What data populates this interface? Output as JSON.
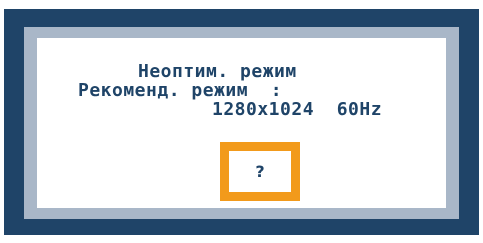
{
  "message": {
    "line1": "Неоптим. режим",
    "line2": "Рекоменд. режим  :",
    "line3": "1280x1024  60Hz"
  },
  "help": {
    "label": "?"
  },
  "colors": {
    "frame": "#1f4468",
    "panel": "#a9b7c8",
    "content": "#ffffff",
    "text": "#1f4468",
    "highlight": "#f29a1b"
  }
}
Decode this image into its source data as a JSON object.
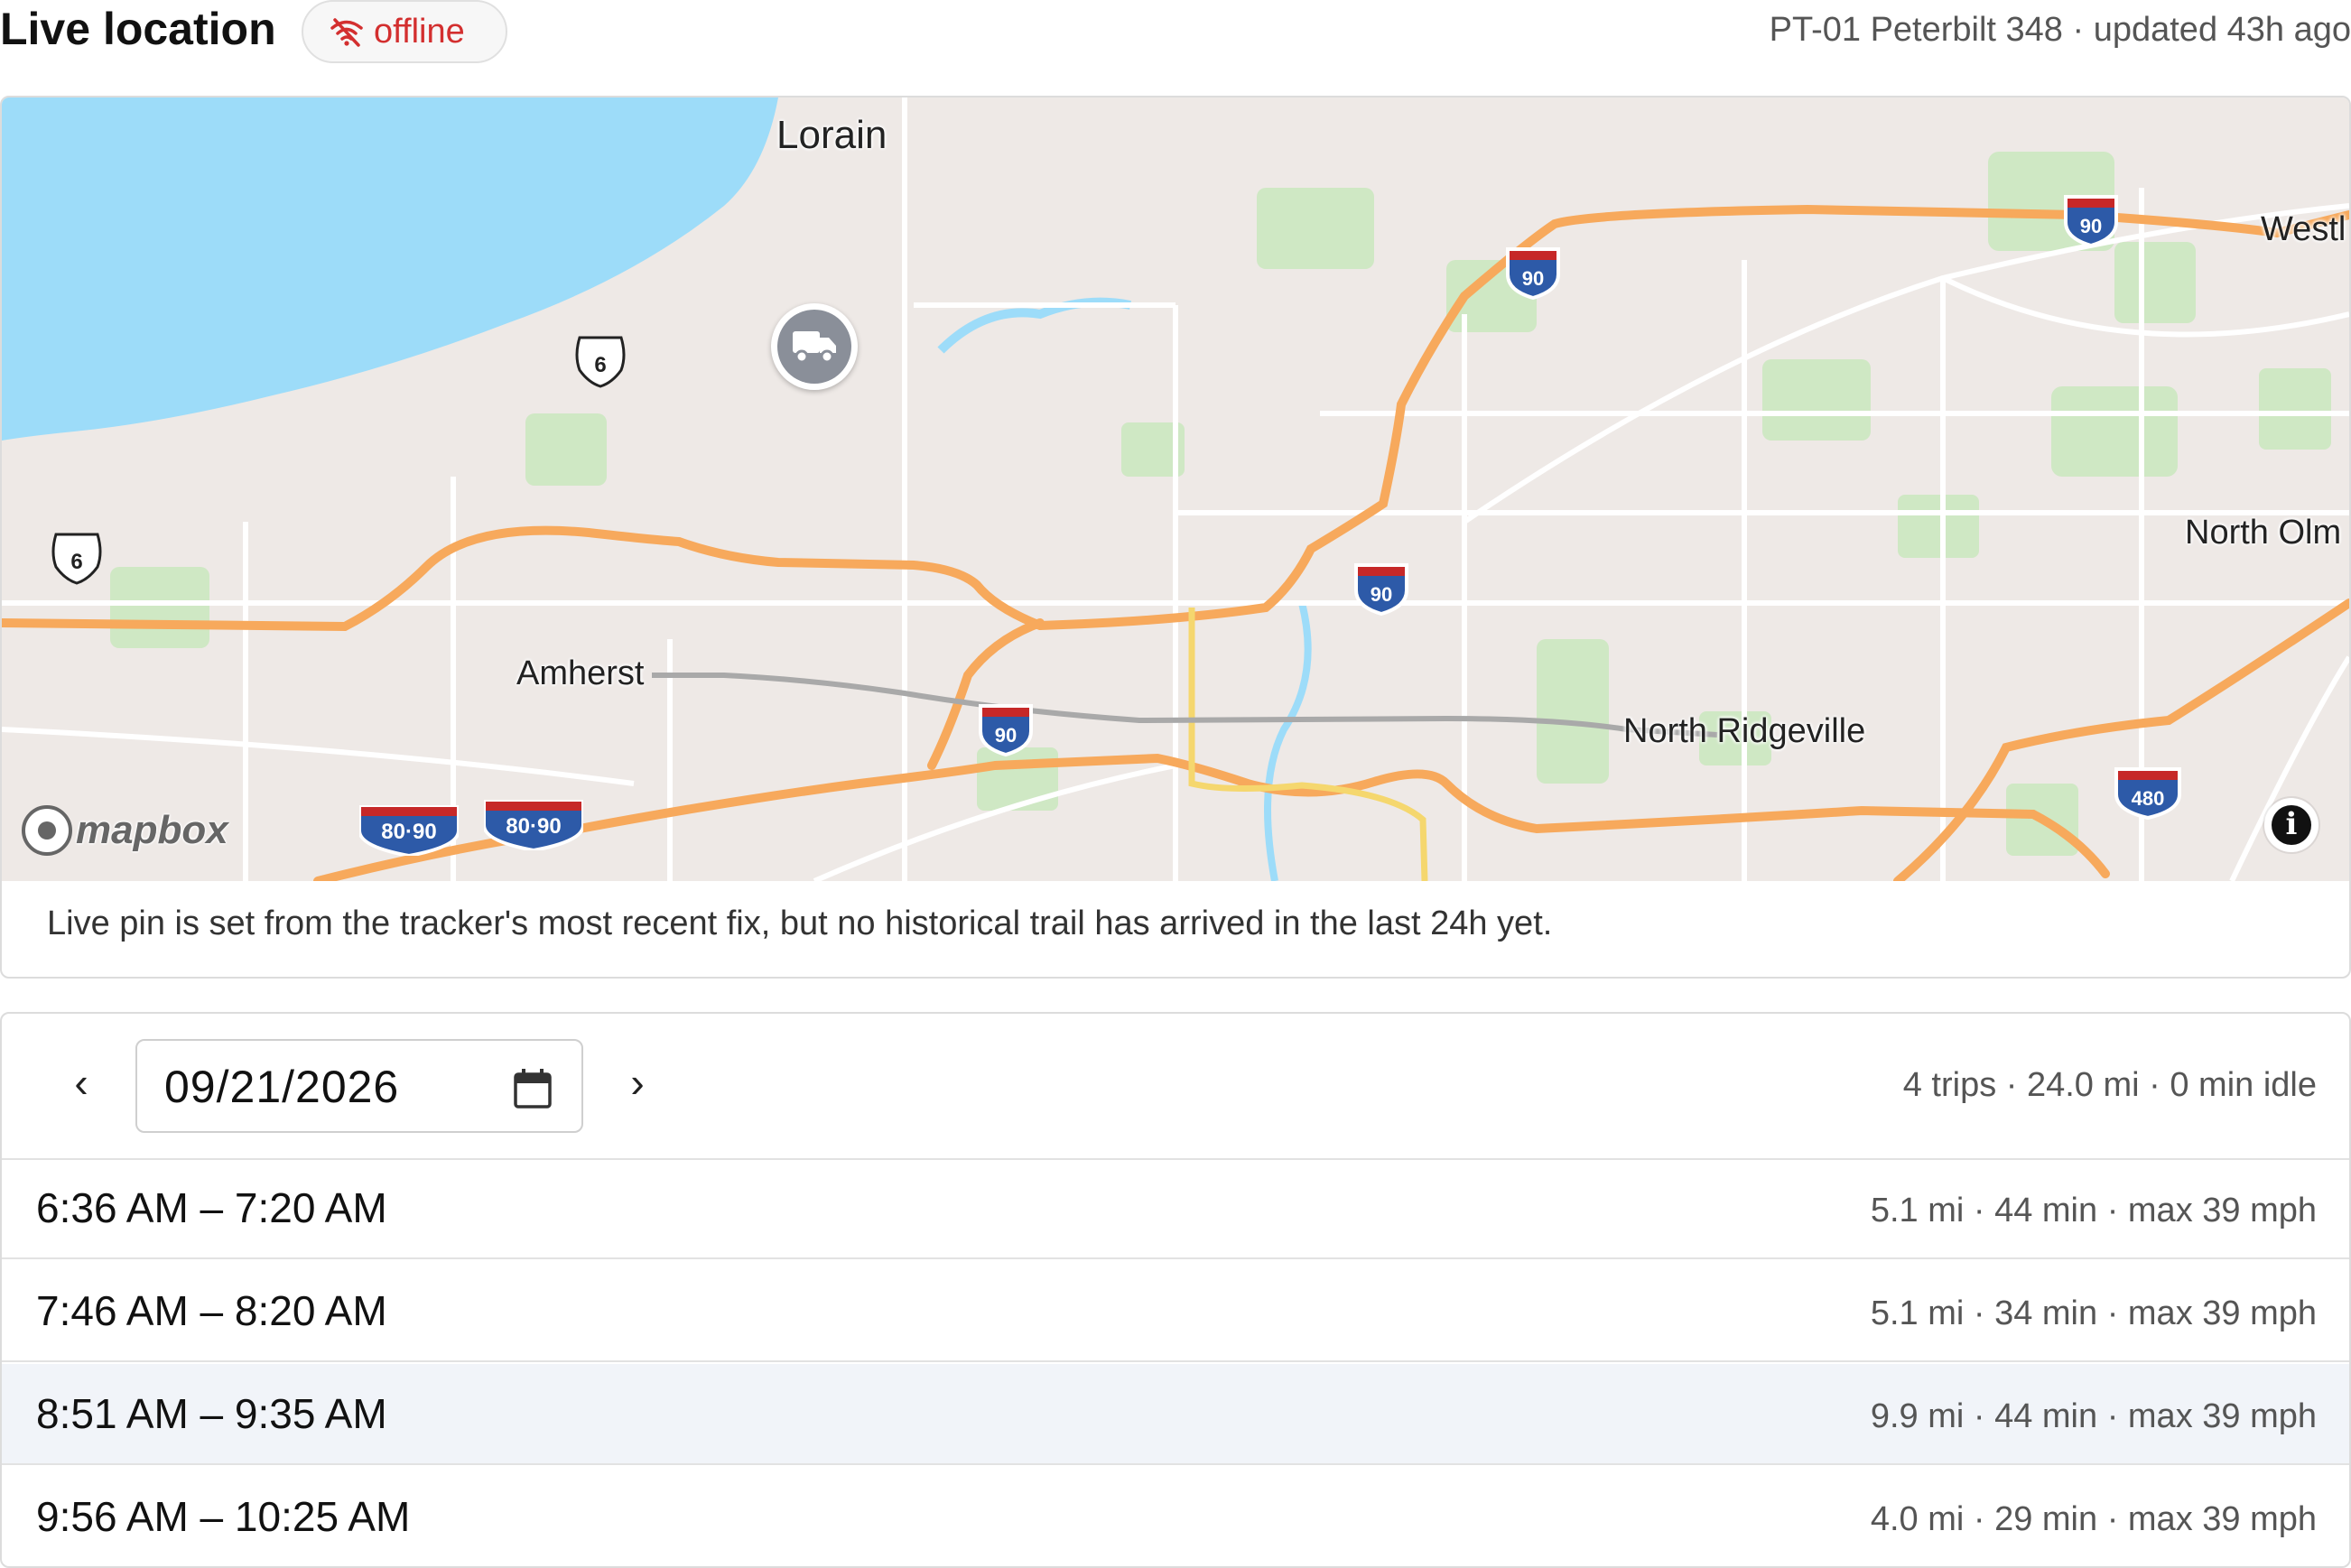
{
  "header": {
    "title": "Live location",
    "status_badge": "offline",
    "status_icon": "wifi-off-icon",
    "status_color": "#d32f2f",
    "vehicle_info": "PT-01 Peterbilt 348 · updated 43h ago"
  },
  "map": {
    "places": {
      "lorain": "Lorain",
      "amherst": "Amherst",
      "north_ridgeville": "North Ridgeville",
      "westlake": "Westl",
      "north_olmsted": "North Olm"
    },
    "highway_shields": {
      "i90": "90",
      "i480": "480",
      "i80_90": "80·90",
      "us6": "6"
    },
    "attribution": "mapbox",
    "vehicle_marker_icon": "truck-icon",
    "note": "Live pin is set from the tracker's most recent fix, but no historical trail has arrived in the last 24h yet.",
    "colors": {
      "land": "#eee9e6",
      "water": "#9ddcf9",
      "park": "#cfe8c4",
      "highway": "#f7a95c",
      "road": "#ffffff",
      "trail": "#a9a9a9"
    }
  },
  "trips": {
    "prev_label": "‹",
    "next_label": "›",
    "date": "09/21/2026",
    "summary": "4 trips · 24.0 mi · 0 min idle",
    "items": [
      {
        "time": "6:36 AM – 7:20 AM",
        "stats": "5.1 mi · 44 min · max 39 mph"
      },
      {
        "time": "7:46 AM – 8:20 AM",
        "stats": "5.1 mi · 34 min · max 39 mph"
      },
      {
        "time": "8:51 AM – 9:35 AM",
        "stats": "9.9 mi · 44 min · max 39 mph"
      },
      {
        "time": "9:56 AM – 10:25 AM",
        "stats": "4.0 mi · 29 min · max 39 mph"
      }
    ],
    "selected_index": 2
  }
}
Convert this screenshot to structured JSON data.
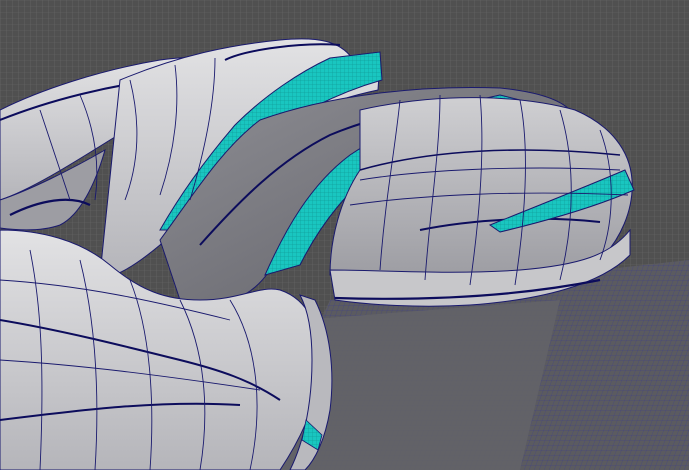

========

**TASK REQUIREMENTS**
Produce an exact copy of each line of data, skipping embedded images.

**EXERCISE RESPONSE**
What data populates this interface? Output as JSON.
{
  "message": {
    "line1": "Неоптим. режим",
    "line2": "Рекоменд. режим  :",
    "line3": "1280x1024  60Hz"
  },
  "help": {
    "label": "?"
  },
  "colors": {
    "frame": "#1f4468",
    "panel": "#a9b7c8",
    "content": "#ffffff",
    "text": "#1f4468",
    "highlight": "#f29a1b"
  }
}
Decode this image into its source data as a JSON object.
{
  "header": {
    "title": "Live location",
    "status_badge": "offline",
    "status_icon": "wifi-off-icon",
    "status_color": "#d32f2f",
    "vehicle_info": "PT-01 Peterbilt 348 · updated 43h ago"
  },
  "map": {
    "places": {
      "lorain": "Lorain",
      "amherst": "Amherst",
      "north_ridgeville": "North Ridgeville",
      "westlake": "Westl",
      "north_olmsted": "North Olm"
    },
    "highway_shields": {
      "i90": "90",
      "i480": "480",
      "i80_90": "80·90",
      "us6": "6"
    },
    "attribution": "mapbox",
    "vehicle_marker_icon": "truck-icon",
    "note": "Live pin is set from the tracker's most recent fix, but no historical trail has arrived in the last 24h yet.",
    "colors": {
      "land": "#eee9e6",
      "water": "#9ddcf9",
      "park": "#cfe8c4",
      "highway": "#f7a95c",
      "road": "#ffffff",
      "trail": "#a9a9a9"
    }
  },
  "trips": {
    "prev_label": "‹",
    "next_label": "›",
    "date": "09/21/2026",
    "summary": "4 trips · 24.0 mi · 0 min idle",
    "items": [
      {
        "time": "6:36 AM – 7:20 AM",
        "stats": "5.1 mi · 44 min · max 39 mph"
      },
      {
        "time": "7:46 AM – 8:20 AM",
        "stats": "5.1 mi · 34 min · max 39 mph"
      },
      {
        "time": "8:51 AM – 9:35 AM",
        "stats": "9.9 mi · 44 min · max 39 mph"
      },
      {
        "time": "9:56 AM – 10:25 AM",
        "stats": "4.0 mi · 29 min · max 39 mph"
      }
    ],
    "selected_index": 2
  }
}
Convert this screenshot to structured JSON data.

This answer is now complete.